# Görev A:
Yazının "Sorun TL kullanmamız" ile başlayıp "de harekete geçirdi.." ile biten kısmını (bu ifade dahil) yeniden yaz ve bu kısımdaki "Rum yönetimi" ifadesini "Güney Kıbrıs yönetimi" olarak yeniden adlandır.

# Verilen metin:
Sorun TL kullanmamız değil, ekonominin çarpık yapısıdır

CIA’nın Türkiye içindeki 5. KOL’u olan FETO terör örgütü eliyle TSK’ya karşı yapılan Ergenekon ve Balyoz kumpaslarında ve asker kıyafetli FETO’cu CIA ajanlarının düzenlediği 15 Temmuz darbesinde, Türk Ulusunun direnmesi sonucu başarısız olan ABD emperyalizmi, Türkiye’ye yönelik saldırılarını bu kez dolar ve gümrük yaptırımları ve F-35 yasağı ile sürdürüyor..

Türkiye ekonomisinin yapısal sorunlarını istismar ederek saldırıya geçen ABD’nin, başlattığı ekonomik saldırı sonucu TL’nin değer kaybetmesi, Rum yönetimi ile KKTC’deki teslimiyetçileri de harekete geçirdi..

# Görev B:
Kayıtları, başlangıçtan "461, 615, 469]" geçen satıra kadar (o satır da dahil) harfi harfine aktar.

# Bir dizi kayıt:
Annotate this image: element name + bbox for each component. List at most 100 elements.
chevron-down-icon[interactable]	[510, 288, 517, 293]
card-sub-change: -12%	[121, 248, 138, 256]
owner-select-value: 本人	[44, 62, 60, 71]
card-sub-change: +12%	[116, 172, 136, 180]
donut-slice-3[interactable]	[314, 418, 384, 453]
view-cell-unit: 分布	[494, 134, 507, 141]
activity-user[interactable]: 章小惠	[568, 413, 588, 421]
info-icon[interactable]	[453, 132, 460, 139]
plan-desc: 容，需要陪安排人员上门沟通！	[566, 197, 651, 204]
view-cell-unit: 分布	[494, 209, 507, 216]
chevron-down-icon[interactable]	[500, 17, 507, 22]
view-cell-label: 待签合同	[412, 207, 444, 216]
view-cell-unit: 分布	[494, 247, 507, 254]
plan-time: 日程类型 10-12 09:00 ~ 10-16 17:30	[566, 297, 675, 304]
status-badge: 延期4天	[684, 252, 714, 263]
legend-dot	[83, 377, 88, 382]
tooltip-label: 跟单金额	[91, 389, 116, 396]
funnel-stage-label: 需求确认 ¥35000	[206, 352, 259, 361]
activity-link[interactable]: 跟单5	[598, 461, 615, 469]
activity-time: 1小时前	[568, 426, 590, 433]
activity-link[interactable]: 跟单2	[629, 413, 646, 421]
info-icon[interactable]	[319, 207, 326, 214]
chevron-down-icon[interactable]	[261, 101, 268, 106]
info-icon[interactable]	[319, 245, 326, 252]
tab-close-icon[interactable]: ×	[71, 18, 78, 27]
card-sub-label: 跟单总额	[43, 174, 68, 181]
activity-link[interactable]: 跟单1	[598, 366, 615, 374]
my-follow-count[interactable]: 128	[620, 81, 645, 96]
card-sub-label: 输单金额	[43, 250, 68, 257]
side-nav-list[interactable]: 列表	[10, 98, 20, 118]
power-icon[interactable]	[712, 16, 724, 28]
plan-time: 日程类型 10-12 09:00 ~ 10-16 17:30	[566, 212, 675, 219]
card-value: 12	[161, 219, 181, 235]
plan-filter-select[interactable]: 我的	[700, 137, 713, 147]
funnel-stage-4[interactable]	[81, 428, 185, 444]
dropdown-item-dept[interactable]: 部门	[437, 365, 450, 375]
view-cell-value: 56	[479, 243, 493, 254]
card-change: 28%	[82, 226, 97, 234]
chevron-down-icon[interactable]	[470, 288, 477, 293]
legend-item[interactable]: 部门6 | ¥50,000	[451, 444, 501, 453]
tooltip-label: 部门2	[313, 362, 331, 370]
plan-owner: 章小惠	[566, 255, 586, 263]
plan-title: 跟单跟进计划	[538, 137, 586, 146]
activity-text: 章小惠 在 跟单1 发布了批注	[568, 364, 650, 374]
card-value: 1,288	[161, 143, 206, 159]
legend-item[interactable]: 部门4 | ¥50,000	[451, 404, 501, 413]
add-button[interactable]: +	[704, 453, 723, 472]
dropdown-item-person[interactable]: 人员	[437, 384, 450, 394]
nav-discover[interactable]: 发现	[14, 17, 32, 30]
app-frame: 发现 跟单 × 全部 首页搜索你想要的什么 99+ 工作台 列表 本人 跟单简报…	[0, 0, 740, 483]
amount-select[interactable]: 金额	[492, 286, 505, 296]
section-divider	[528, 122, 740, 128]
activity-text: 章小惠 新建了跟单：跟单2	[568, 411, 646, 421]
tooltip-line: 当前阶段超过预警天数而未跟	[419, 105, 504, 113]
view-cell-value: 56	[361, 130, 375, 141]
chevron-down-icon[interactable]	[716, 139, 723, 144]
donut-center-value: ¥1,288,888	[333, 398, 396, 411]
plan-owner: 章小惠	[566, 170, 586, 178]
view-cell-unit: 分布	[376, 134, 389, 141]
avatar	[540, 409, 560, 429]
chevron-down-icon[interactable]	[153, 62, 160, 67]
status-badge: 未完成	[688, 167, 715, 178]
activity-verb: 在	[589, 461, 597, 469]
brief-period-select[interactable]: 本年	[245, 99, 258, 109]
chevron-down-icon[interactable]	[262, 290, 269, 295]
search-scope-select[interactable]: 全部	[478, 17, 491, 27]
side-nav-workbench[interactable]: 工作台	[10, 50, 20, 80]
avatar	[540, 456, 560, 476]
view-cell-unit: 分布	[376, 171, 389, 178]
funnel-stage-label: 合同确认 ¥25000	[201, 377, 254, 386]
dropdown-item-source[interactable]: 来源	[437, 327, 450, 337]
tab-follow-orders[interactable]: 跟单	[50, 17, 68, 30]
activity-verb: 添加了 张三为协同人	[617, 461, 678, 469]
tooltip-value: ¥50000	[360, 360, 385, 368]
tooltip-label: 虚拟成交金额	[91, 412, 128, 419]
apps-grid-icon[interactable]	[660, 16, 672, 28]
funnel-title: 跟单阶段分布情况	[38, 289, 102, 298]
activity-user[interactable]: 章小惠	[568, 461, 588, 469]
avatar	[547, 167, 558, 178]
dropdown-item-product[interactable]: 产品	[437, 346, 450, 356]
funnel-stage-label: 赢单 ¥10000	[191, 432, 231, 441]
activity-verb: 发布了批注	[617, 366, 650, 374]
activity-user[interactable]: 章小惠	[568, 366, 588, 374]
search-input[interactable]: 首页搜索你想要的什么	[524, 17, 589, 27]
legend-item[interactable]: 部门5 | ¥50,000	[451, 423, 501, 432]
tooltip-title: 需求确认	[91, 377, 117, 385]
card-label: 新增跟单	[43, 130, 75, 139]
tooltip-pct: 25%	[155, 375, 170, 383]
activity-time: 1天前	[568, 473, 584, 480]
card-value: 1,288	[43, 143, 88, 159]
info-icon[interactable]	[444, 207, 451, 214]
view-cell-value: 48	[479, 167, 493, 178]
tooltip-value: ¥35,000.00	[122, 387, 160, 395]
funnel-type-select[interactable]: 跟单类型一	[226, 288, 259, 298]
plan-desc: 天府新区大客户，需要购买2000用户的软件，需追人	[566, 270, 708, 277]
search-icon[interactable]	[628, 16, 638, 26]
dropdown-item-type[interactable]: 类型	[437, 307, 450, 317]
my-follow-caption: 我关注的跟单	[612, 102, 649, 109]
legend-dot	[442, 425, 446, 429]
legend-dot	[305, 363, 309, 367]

# Sonuç A:
Sorun TL kullanmamız değil, ekonominin çarpık yapısıdır

CIA’nın Türkiye içindeki 5. KOL’u olan FETO terör örgütü eliyle TSK’ya karşı yapılan Ergenekon ve Balyoz kumpaslarında ve asker kıyafetli FETO’cu CIA ajanlarının düzenlediği 15 Temmuz darbesinde, Türk Ulusunun direnmesi sonucu başarısız olan ABD emperyalizmi, Türkiye’ye yönelik saldırılarını bu kez dolar ve gümrük yaptırımları ve F-35 yasağı ile sürdürüyor..

Türkiye ekonomisinin yapısal sorunlarını istismar ederek saldırıya geçen ABD’nin, başlattığı ekonomik saldırı sonucu TL’nin değer kaybetmesi, Güney Kıbrıs yönetimi ile KKTC’deki teslimiyetçileri de harekete geçirdi..

# Sonuç B:
Annotate this image: element name + bbox for each component. List at most 100 elements.
chevron-down-icon[interactable]	[510, 288, 517, 293]
card-sub-change: -12%	[121, 248, 138, 256]
owner-select-value: 本人	[44, 62, 60, 71]
card-sub-change: +12%	[116, 172, 136, 180]
donut-slice-3[interactable]	[314, 418, 384, 453]
view-cell-unit: 分布	[494, 134, 507, 141]
activity-user[interactable]: 章小惠	[568, 413, 588, 421]
info-icon[interactable]	[453, 132, 460, 139]
plan-desc: 容，需要陪安排人员上门沟通！	[566, 197, 651, 204]
view-cell-unit: 分布	[494, 209, 507, 216]
chevron-down-icon[interactable]	[500, 17, 507, 22]
view-cell-label: 待签合同	[412, 207, 444, 216]
view-cell-unit: 分布	[494, 247, 507, 254]
plan-time: 日程类型 10-12 09:00 ~ 10-16 17:30	[566, 297, 675, 304]
status-badge: 延期4天	[684, 252, 714, 263]
legend-dot	[83, 377, 88, 382]
tooltip-label: 跟单金额	[91, 389, 116, 396]
funnel-stage-label: 需求确认 ¥35000	[206, 352, 259, 361]
activity-link[interactable]: 跟单5	[598, 461, 615, 469]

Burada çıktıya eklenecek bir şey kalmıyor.